**What you have to do**
Within the records below, find each line that holds the string "Maternal", then copy it.

**Records provided**

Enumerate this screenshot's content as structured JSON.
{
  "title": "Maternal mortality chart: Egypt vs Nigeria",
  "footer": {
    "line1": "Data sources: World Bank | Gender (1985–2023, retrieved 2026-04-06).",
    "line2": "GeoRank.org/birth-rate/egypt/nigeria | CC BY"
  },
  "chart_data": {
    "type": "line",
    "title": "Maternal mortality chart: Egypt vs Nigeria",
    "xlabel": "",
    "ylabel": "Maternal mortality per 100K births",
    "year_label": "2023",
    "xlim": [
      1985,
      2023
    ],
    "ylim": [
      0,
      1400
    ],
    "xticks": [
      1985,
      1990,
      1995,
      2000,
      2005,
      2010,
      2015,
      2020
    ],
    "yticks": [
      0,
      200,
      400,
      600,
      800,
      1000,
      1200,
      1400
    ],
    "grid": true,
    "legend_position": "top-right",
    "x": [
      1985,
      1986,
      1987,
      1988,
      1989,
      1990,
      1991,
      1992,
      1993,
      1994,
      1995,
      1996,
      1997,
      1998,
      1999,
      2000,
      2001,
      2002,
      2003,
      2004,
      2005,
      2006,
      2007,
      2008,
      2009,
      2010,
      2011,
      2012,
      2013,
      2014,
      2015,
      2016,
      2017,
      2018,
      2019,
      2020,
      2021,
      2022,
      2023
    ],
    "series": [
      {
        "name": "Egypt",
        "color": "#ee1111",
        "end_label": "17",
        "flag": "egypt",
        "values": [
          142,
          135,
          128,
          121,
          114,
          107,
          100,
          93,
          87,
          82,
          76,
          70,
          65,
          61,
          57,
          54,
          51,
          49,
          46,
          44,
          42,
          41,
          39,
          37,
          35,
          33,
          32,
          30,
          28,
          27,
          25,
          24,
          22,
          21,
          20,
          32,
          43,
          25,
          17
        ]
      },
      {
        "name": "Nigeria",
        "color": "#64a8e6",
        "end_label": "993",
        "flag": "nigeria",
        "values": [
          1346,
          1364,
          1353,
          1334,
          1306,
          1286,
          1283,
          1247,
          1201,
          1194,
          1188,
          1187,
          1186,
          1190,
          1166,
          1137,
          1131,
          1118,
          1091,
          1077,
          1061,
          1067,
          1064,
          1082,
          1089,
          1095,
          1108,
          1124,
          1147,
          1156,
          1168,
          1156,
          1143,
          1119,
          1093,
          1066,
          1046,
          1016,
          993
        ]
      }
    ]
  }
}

**Answer in full**
  "title": "Maternal mortality chart: Egypt vs Nigeria",
    "title": "Maternal mortality chart: Egypt vs Nigeria",
    "ylabel": "Maternal mortality per 100K births",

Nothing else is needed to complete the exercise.